> _WHAT YOU WILL DO_: Lines that hold the word "ylabel" should be located and copied.

> _RECORDS FOR THE TASK_:
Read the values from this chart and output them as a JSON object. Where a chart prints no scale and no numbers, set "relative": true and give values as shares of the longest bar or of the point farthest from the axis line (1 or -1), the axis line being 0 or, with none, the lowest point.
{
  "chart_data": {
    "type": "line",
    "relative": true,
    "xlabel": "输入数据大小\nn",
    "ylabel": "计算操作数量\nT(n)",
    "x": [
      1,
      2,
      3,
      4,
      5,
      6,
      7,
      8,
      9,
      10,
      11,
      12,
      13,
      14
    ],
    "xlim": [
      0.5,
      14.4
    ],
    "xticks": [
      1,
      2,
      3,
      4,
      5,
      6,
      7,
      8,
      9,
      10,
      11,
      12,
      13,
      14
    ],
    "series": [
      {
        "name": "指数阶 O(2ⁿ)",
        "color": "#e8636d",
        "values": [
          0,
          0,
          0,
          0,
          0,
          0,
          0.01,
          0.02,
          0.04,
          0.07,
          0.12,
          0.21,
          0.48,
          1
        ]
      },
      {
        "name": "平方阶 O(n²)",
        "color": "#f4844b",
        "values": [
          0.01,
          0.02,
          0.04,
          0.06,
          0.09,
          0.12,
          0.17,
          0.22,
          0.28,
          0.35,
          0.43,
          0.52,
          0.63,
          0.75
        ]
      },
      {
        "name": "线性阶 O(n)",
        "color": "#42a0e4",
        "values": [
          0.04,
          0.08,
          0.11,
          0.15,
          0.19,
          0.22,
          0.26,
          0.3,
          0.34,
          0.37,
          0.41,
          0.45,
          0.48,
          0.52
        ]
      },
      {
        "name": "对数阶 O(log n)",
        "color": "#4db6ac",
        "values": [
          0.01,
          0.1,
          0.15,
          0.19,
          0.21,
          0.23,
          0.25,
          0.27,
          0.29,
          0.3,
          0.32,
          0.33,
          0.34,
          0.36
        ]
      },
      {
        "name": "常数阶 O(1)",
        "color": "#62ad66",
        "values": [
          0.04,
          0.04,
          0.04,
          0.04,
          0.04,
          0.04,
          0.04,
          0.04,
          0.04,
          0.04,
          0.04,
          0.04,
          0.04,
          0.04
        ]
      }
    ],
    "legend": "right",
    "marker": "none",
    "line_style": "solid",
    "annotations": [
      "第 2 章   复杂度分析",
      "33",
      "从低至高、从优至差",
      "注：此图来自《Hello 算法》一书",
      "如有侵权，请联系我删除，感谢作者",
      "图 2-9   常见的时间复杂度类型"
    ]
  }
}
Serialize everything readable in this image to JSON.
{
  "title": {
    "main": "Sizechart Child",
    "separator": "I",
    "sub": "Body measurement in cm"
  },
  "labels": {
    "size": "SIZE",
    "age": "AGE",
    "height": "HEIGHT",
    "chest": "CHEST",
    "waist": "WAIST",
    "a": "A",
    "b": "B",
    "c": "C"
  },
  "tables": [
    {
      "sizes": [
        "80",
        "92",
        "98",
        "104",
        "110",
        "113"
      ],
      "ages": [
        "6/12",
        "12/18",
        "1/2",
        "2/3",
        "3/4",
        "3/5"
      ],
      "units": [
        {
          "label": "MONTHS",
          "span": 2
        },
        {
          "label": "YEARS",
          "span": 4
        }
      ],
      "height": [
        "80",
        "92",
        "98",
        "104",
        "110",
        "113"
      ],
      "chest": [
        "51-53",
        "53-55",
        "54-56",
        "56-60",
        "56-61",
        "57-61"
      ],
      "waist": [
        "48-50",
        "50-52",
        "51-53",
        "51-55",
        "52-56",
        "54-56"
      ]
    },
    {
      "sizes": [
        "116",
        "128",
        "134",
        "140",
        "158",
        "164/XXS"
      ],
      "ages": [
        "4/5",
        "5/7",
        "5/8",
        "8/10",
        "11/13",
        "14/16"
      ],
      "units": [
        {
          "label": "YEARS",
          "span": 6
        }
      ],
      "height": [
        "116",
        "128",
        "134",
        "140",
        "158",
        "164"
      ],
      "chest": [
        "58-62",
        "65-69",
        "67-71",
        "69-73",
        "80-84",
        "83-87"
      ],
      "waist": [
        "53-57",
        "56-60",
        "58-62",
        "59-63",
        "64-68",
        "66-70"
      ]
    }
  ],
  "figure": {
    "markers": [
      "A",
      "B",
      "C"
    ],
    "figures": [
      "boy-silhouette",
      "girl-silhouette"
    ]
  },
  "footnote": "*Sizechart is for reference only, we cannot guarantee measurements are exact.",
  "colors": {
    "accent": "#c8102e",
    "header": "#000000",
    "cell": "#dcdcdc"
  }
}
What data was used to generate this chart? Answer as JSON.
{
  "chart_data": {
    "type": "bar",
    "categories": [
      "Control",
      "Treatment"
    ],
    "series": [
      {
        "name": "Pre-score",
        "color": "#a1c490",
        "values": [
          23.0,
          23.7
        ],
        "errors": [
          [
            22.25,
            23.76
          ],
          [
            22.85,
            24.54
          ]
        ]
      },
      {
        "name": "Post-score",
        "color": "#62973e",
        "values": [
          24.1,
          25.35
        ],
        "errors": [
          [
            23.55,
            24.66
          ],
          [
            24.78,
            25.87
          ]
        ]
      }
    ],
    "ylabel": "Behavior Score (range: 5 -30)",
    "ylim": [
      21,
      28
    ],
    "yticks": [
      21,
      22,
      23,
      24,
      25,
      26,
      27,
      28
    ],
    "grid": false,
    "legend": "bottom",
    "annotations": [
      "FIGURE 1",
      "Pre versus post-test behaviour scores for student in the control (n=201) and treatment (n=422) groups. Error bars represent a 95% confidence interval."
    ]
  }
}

> _TASK RESULT_:
    "ylabel": "计算操作数量\nT(n)",
    "ylabel": "Behavior Score (range: 5 -30)",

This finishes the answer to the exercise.